◆ **Data listing**
↓↓↓

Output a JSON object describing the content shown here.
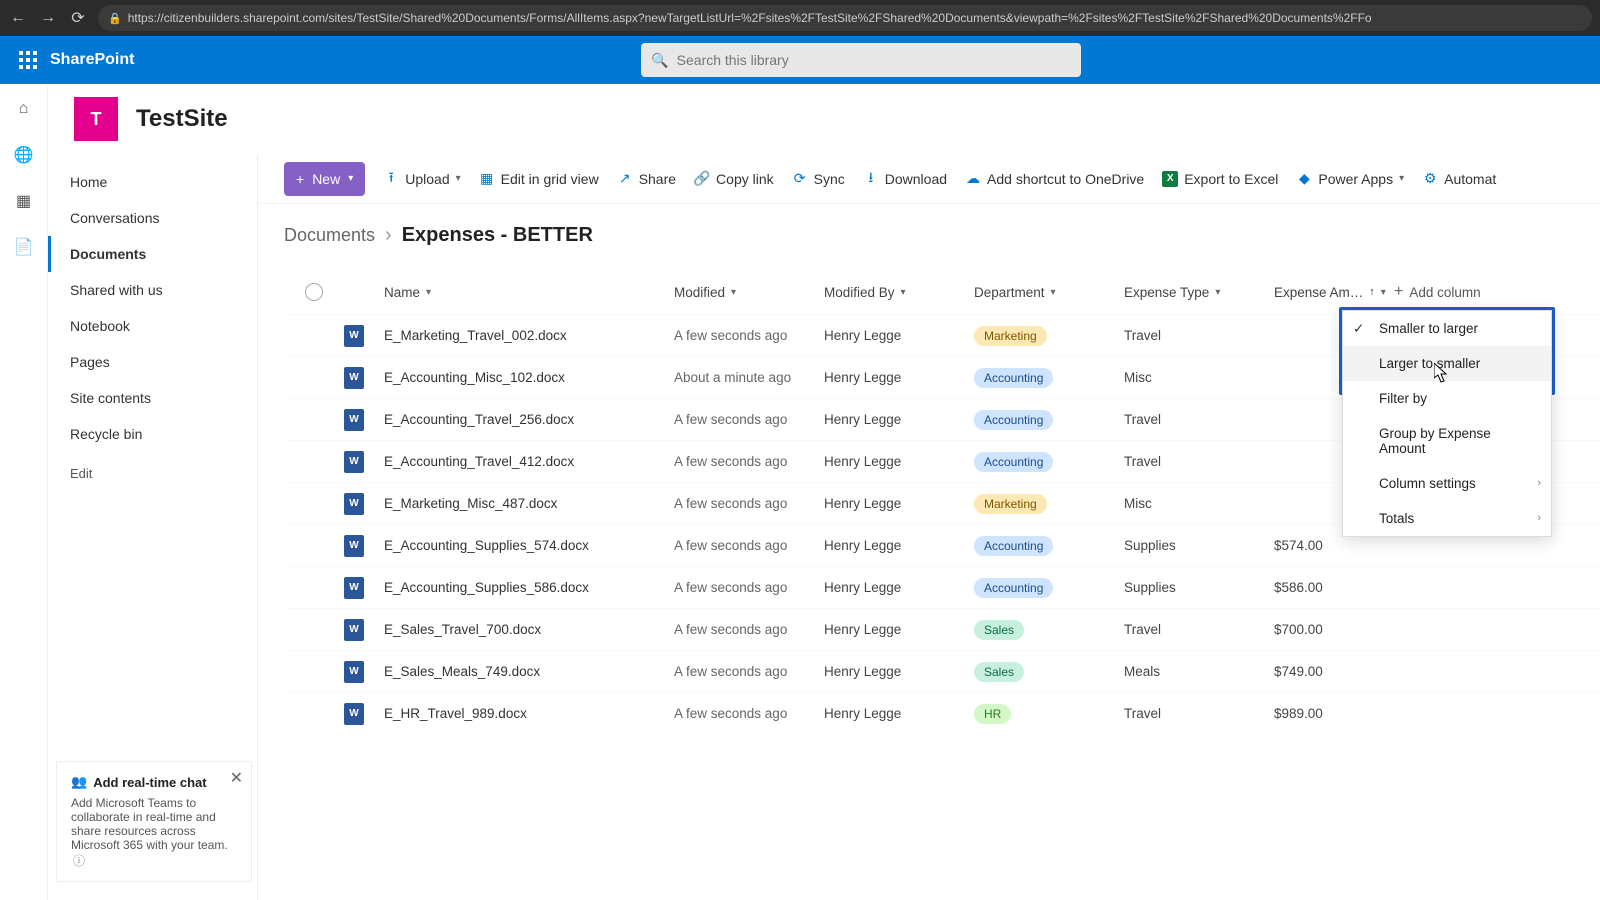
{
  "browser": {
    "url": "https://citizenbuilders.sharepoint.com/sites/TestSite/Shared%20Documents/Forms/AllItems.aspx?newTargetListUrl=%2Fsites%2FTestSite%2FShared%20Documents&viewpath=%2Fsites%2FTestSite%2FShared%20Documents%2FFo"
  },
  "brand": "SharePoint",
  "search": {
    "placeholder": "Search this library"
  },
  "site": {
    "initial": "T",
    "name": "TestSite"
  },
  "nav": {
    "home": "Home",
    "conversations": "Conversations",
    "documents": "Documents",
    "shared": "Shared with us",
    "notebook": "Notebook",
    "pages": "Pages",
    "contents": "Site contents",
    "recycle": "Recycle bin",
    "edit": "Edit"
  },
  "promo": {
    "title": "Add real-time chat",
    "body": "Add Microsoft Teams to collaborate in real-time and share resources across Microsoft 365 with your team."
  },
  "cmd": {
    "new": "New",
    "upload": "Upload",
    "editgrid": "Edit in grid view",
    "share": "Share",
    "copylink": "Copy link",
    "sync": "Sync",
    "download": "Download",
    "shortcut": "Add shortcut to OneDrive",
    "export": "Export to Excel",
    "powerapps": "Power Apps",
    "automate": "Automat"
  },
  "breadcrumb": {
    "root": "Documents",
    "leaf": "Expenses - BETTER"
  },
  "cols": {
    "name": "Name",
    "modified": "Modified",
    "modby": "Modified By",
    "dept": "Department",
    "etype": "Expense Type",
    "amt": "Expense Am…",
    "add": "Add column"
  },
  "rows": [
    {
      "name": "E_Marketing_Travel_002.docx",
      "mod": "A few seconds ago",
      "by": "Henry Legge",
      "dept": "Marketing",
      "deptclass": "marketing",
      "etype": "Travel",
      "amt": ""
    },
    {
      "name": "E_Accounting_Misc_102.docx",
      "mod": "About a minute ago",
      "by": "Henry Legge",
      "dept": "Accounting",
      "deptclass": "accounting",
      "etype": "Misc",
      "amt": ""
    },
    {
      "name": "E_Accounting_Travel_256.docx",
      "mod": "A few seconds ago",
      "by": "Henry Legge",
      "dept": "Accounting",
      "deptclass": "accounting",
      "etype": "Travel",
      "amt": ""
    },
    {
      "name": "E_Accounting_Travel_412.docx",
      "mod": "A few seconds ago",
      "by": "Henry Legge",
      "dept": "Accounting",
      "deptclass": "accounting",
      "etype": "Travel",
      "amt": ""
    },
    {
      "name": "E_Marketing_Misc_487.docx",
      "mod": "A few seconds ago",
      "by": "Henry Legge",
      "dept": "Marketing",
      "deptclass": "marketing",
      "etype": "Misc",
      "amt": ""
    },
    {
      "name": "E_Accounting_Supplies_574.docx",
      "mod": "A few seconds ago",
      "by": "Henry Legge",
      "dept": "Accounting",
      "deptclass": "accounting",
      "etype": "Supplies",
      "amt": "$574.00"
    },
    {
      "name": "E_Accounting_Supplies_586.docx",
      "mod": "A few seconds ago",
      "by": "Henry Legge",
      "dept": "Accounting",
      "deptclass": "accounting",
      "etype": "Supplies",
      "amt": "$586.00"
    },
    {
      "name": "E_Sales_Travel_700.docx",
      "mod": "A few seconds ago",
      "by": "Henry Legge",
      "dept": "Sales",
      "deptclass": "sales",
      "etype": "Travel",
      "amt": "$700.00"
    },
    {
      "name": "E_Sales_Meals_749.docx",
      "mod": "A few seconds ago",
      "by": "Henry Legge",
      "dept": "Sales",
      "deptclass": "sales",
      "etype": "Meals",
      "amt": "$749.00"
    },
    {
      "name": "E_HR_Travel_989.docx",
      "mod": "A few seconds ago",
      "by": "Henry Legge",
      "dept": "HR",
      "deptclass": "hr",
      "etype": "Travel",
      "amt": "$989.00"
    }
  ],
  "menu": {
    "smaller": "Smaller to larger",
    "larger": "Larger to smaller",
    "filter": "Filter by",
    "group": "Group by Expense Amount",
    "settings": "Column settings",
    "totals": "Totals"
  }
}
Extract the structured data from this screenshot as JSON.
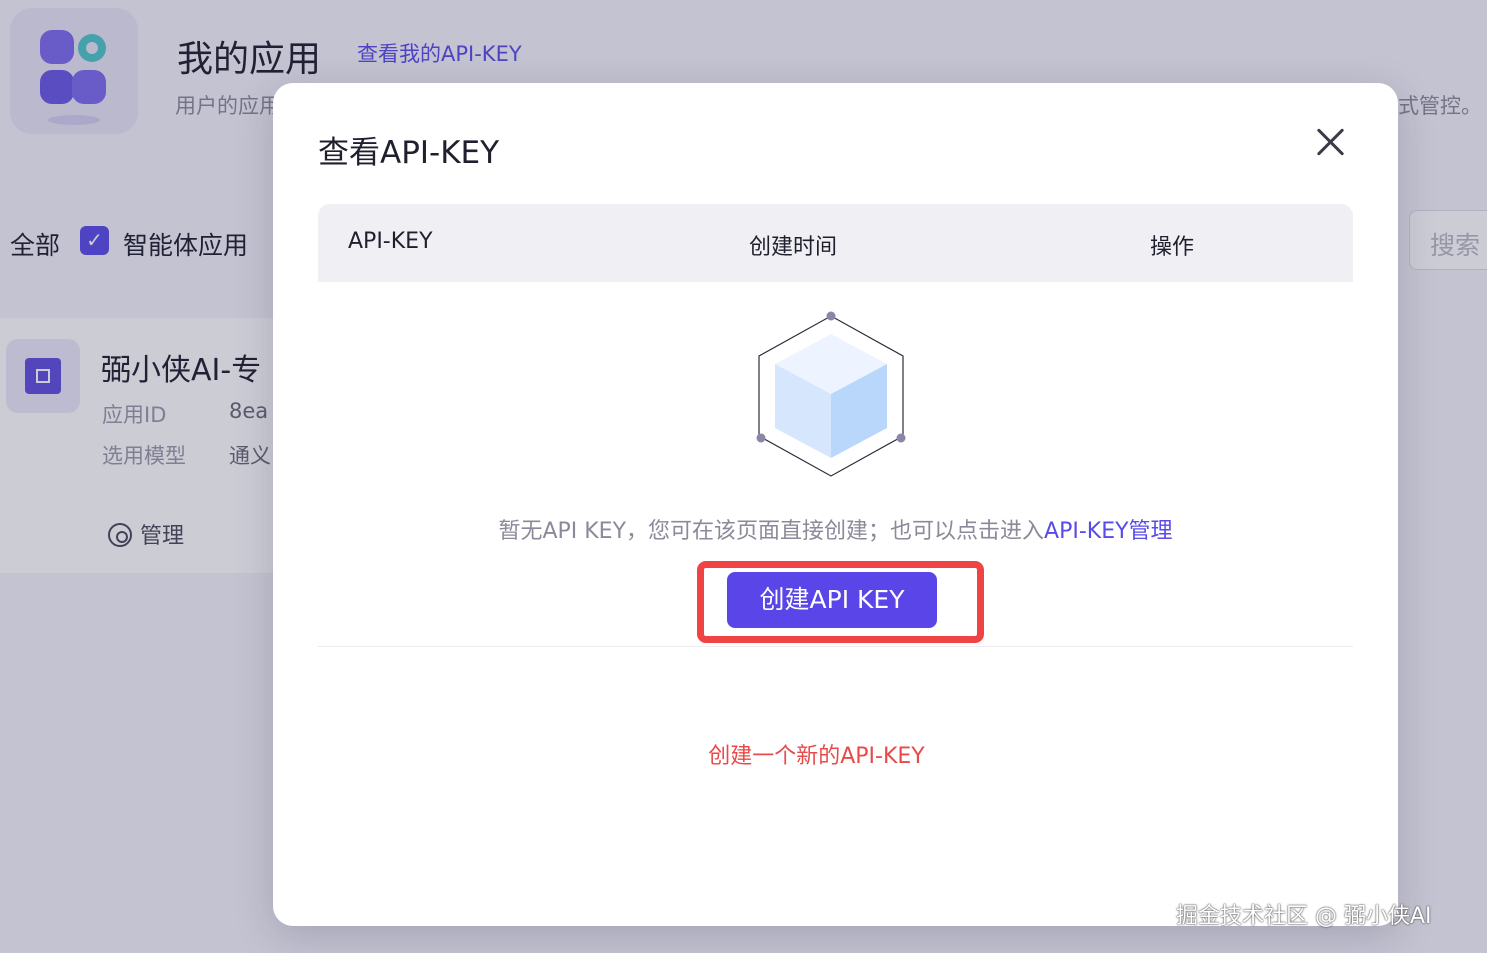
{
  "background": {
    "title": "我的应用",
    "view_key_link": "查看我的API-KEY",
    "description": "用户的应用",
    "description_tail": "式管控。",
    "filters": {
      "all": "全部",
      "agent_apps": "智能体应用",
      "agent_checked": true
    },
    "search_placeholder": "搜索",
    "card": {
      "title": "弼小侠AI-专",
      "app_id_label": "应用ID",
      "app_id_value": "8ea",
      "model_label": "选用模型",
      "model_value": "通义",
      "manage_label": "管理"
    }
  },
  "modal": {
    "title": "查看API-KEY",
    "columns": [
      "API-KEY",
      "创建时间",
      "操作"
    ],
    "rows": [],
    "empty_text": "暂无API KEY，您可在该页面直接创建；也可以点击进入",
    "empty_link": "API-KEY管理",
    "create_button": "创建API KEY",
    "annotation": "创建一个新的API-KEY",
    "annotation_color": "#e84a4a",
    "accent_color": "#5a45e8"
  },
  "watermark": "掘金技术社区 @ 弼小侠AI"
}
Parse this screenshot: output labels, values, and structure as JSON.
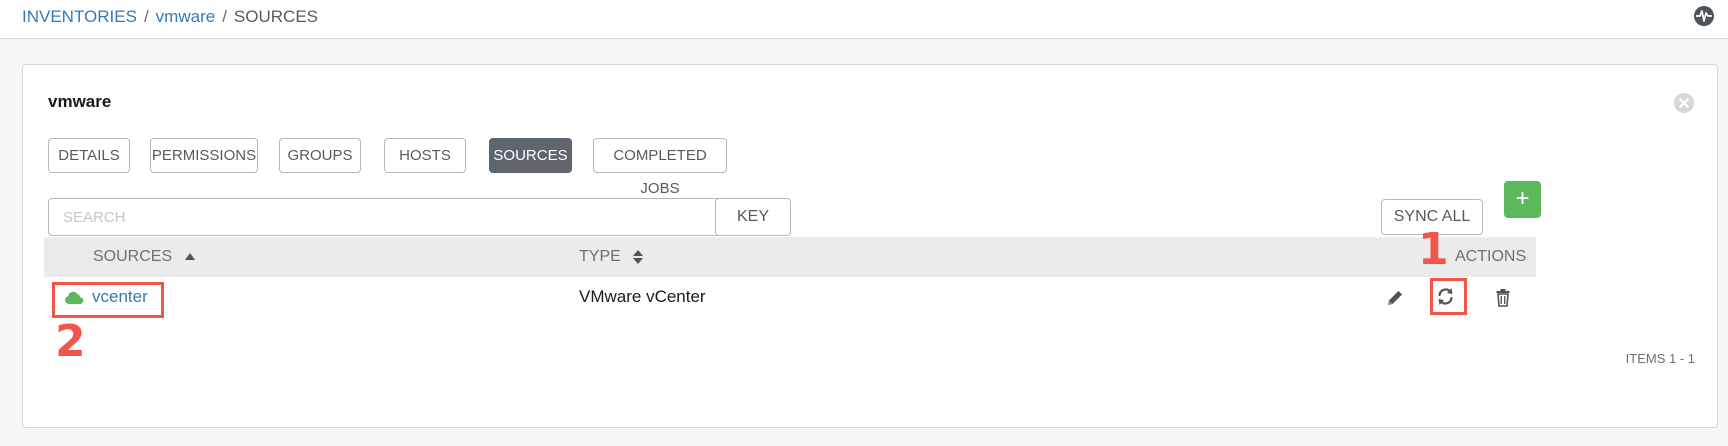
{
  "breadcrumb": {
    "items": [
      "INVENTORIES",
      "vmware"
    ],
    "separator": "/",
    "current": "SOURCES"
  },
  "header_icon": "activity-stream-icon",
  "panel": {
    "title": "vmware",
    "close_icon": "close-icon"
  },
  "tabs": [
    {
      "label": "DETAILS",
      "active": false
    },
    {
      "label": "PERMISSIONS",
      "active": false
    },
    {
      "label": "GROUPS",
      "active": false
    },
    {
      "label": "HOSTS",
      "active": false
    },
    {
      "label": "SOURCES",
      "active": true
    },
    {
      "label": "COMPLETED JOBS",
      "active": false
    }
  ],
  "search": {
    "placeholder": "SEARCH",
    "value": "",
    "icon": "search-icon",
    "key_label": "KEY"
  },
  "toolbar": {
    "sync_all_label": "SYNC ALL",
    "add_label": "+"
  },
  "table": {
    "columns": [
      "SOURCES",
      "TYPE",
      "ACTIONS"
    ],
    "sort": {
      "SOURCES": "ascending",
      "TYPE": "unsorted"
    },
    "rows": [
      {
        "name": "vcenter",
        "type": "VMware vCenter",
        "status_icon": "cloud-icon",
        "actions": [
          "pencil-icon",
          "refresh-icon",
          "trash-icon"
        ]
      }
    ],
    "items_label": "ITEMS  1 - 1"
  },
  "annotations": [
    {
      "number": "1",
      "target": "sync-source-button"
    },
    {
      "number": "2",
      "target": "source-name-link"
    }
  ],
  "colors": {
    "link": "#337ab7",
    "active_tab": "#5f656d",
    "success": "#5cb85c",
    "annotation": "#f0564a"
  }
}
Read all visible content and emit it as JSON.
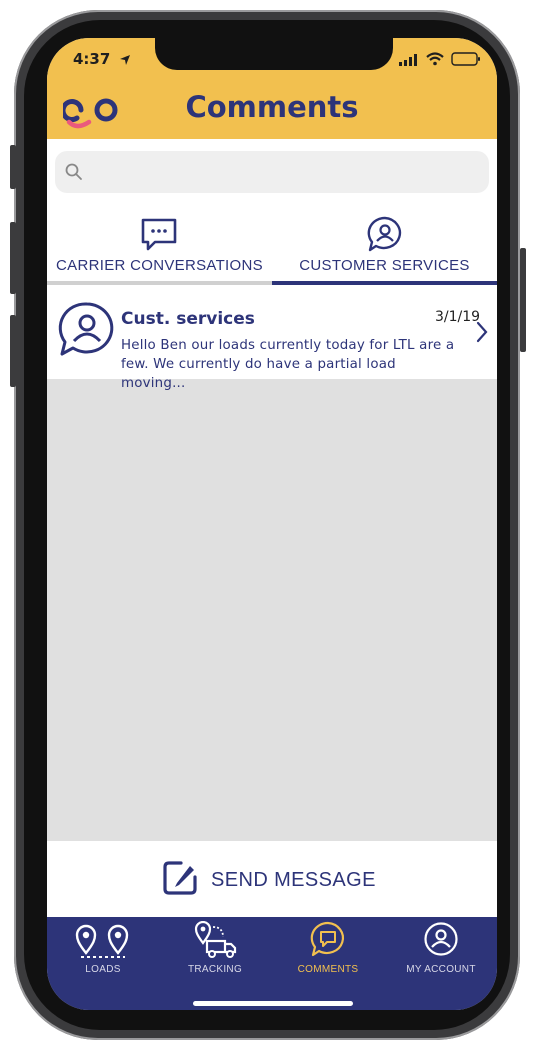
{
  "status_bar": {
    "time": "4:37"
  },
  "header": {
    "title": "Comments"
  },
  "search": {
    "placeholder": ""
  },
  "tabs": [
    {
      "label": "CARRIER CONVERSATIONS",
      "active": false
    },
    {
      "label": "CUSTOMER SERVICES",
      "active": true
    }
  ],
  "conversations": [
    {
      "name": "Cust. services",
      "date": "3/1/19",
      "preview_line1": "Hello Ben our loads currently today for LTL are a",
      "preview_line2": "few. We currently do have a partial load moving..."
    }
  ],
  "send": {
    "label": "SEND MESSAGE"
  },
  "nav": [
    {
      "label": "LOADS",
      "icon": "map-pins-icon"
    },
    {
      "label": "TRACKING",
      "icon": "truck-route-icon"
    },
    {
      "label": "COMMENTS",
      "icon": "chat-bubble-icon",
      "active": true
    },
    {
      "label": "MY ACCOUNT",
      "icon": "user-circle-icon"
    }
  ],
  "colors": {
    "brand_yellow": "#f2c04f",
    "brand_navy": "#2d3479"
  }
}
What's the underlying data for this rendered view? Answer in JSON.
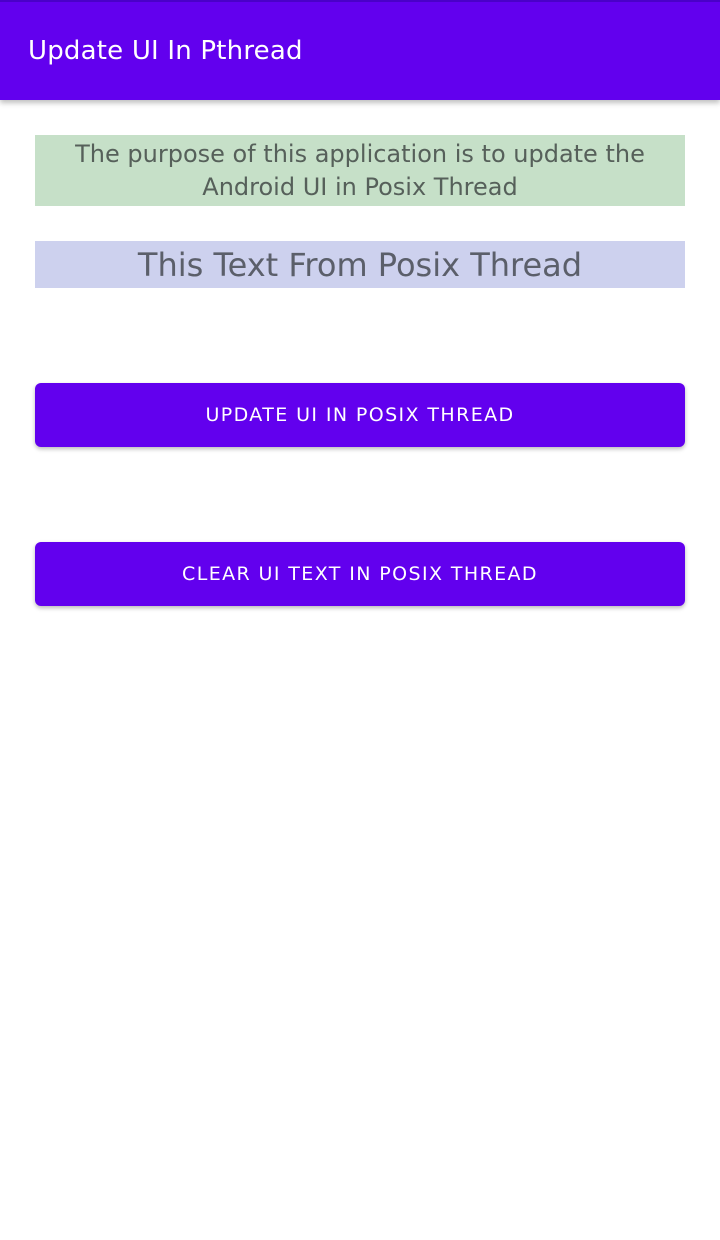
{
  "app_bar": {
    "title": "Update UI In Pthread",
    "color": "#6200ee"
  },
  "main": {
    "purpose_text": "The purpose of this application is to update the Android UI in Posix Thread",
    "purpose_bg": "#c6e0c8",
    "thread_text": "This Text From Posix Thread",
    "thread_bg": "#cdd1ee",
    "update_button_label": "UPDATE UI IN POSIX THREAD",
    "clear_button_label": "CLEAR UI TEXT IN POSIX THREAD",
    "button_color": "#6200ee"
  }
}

↑↑↑

◆ **Description of the task**
Copy the lines starting at the line that contains "What's the underlying" and running to the final line of the entries, inclusive; omit all pictures.

◆ **Complete output**
What's the underlying data for this rendered view? Answer in JSON.
{
  "app_bar": {
    "title": "Update UI In Pthread",
    "color": "#6200ee"
  },
  "main": {
    "purpose_text": "The purpose of this application is to update the Android UI in Posix Thread",
    "purpose_bg": "#c6e0c8",
    "thread_text": "This Text From Posix Thread",
    "thread_bg": "#cdd1ee",
    "update_button_label": "UPDATE UI IN POSIX THREAD",
    "clear_button_label": "CLEAR UI TEXT IN POSIX THREAD",
    "button_color": "#6200ee"
  }
}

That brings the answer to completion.